- REQUIREMENT: Retype the complete listing exactly as it appears.
>> START
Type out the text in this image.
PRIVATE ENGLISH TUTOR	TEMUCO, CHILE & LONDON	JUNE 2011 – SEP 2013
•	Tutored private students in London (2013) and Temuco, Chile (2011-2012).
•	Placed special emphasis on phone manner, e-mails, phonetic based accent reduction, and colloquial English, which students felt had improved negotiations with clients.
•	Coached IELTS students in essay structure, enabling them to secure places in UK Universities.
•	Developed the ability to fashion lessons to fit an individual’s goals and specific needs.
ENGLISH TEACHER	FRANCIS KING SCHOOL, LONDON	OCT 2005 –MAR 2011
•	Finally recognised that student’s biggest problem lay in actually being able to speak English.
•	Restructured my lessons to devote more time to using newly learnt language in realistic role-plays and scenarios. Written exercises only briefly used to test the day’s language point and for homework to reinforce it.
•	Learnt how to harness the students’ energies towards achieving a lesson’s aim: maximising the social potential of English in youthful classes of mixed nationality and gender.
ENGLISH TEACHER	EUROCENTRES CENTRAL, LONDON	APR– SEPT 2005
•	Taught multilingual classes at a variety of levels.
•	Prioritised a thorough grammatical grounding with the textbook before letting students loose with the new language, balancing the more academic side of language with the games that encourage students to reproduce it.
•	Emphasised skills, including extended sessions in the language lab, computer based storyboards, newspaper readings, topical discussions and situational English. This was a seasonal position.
>> END
- ANSWER TO THE PROBLEM:
Type out the text in this image.
PRIVATE ENGLISH TUTOR	TEMUCO, CHILE & LONDON	JUNE 2011 – SEP 2013
•	Tutored private students in London (2013) and Temuco, Chile (2011-2012).
•	Placed special emphasis on phone manner, e-mails, phonetic based accent reduction, and colloquial English, which students felt had improved negotiations with clients.
•	Coached IELTS students in essay structure, enabling them to secure places in UK Universities.
•	Developed the ability to fashion lessons to fit an individual’s goals and specific needs.
ENGLISH TEACHER	FRANCIS KING SCHOOL, LONDON	OCT 2005 –MAR 2011
•	Finally recognised that student’s biggest problem lay in actually being able to speak English.
•	Restructured my lessons to devote more time to using newly learnt language in realistic role-plays and scenarios. Written exercises only briefly used to test the day’s language point and for homework to reinforce it.
•	Learnt how to harness the students’ energies towards achieving a lesson’s aim: maximising the social potential of English in youthful classes of mixed nationality and gender.
ENGLISH TEACHER	EUROCENTRES CENTRAL, LONDON	APR– SEPT 2005
•	Taught multilingual classes at a variety of levels.
•	Prioritised a thorough grammatical grounding with the textbook before letting students loose with the new language, balancing the more academic side of language with the games that encourage students to reproduce it.
•	Emphasised skills, including extended sessions in the language lab, computer based storyboards, newspaper readings, topical discussions and situational English. This was a seasonal position.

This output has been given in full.